**WORK TO DO:** Copy every entry word for word. Skip the pictures.

**INFORMATION SHOWN:**
☆ ☆ ☆ ☆ ☆

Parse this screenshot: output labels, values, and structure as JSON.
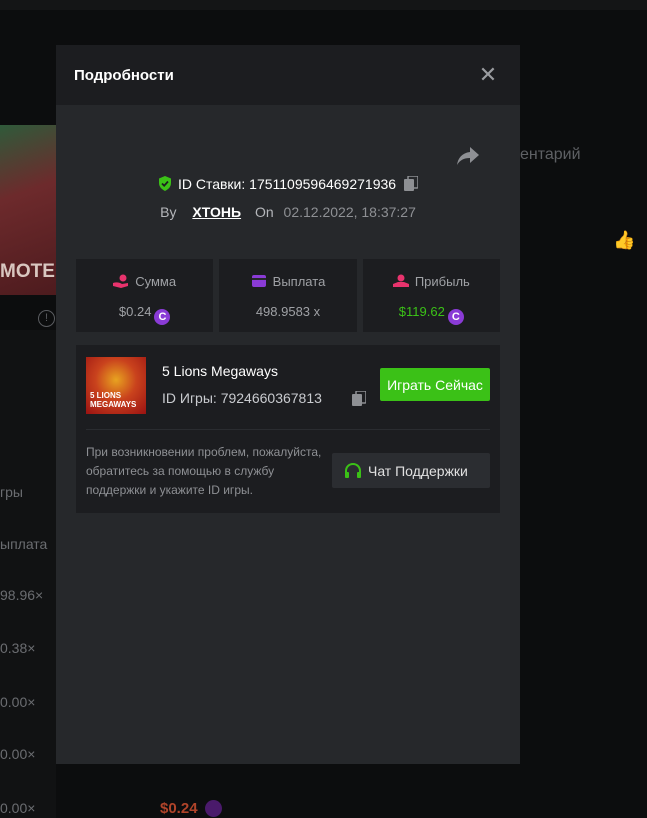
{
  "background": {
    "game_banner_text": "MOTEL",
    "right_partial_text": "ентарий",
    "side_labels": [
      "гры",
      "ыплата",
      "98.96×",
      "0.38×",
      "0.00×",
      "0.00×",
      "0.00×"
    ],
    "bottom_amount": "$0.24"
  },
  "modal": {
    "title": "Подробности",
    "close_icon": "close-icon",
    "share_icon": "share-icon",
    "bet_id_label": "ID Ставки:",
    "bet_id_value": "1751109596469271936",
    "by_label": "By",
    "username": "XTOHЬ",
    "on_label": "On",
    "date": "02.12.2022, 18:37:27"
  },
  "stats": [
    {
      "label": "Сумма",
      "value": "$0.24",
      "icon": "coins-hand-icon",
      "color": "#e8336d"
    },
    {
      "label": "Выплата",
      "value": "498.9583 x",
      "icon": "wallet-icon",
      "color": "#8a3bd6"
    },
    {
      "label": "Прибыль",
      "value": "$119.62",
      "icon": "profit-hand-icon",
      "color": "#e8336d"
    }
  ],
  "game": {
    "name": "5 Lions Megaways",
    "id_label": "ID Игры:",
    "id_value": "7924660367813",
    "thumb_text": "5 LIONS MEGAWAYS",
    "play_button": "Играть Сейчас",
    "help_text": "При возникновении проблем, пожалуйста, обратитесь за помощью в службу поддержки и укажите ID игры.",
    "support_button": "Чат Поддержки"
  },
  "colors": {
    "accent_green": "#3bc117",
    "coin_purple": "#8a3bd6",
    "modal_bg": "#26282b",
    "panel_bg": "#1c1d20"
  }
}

☆ ☆ ☆ ☆ ☆

**FINAL ANSWER:**
Parse this screenshot: output labels, values, and structure as JSON.
{
  "background": {
    "game_banner_text": "MOTEL",
    "right_partial_text": "ентарий",
    "side_labels": [
      "гры",
      "ыплата",
      "98.96×",
      "0.38×",
      "0.00×",
      "0.00×",
      "0.00×"
    ],
    "bottom_amount": "$0.24"
  },
  "modal": {
    "title": "Подробности",
    "close_icon": "close-icon",
    "share_icon": "share-icon",
    "bet_id_label": "ID Ставки:",
    "bet_id_value": "1751109596469271936",
    "by_label": "By",
    "username": "XTOHЬ",
    "on_label": "On",
    "date": "02.12.2022, 18:37:27"
  },
  "stats": [
    {
      "label": "Сумма",
      "value": "$0.24",
      "icon": "coins-hand-icon",
      "color": "#e8336d"
    },
    {
      "label": "Выплата",
      "value": "498.9583 x",
      "icon": "wallet-icon",
      "color": "#8a3bd6"
    },
    {
      "label": "Прибыль",
      "value": "$119.62",
      "icon": "profit-hand-icon",
      "color": "#e8336d"
    }
  ],
  "game": {
    "name": "5 Lions Megaways",
    "id_label": "ID Игры:",
    "id_value": "7924660367813",
    "thumb_text": "5 LIONS MEGAWAYS",
    "play_button": "Играть Сейчас",
    "help_text": "При возникновении проблем, пожалуйста, обратитесь за помощью в службу поддержки и укажите ID игры.",
    "support_button": "Чат Поддержки"
  },
  "colors": {
    "accent_green": "#3bc117",
    "coin_purple": "#8a3bd6",
    "modal_bg": "#26282b",
    "panel_bg": "#1c1d20"
  }
}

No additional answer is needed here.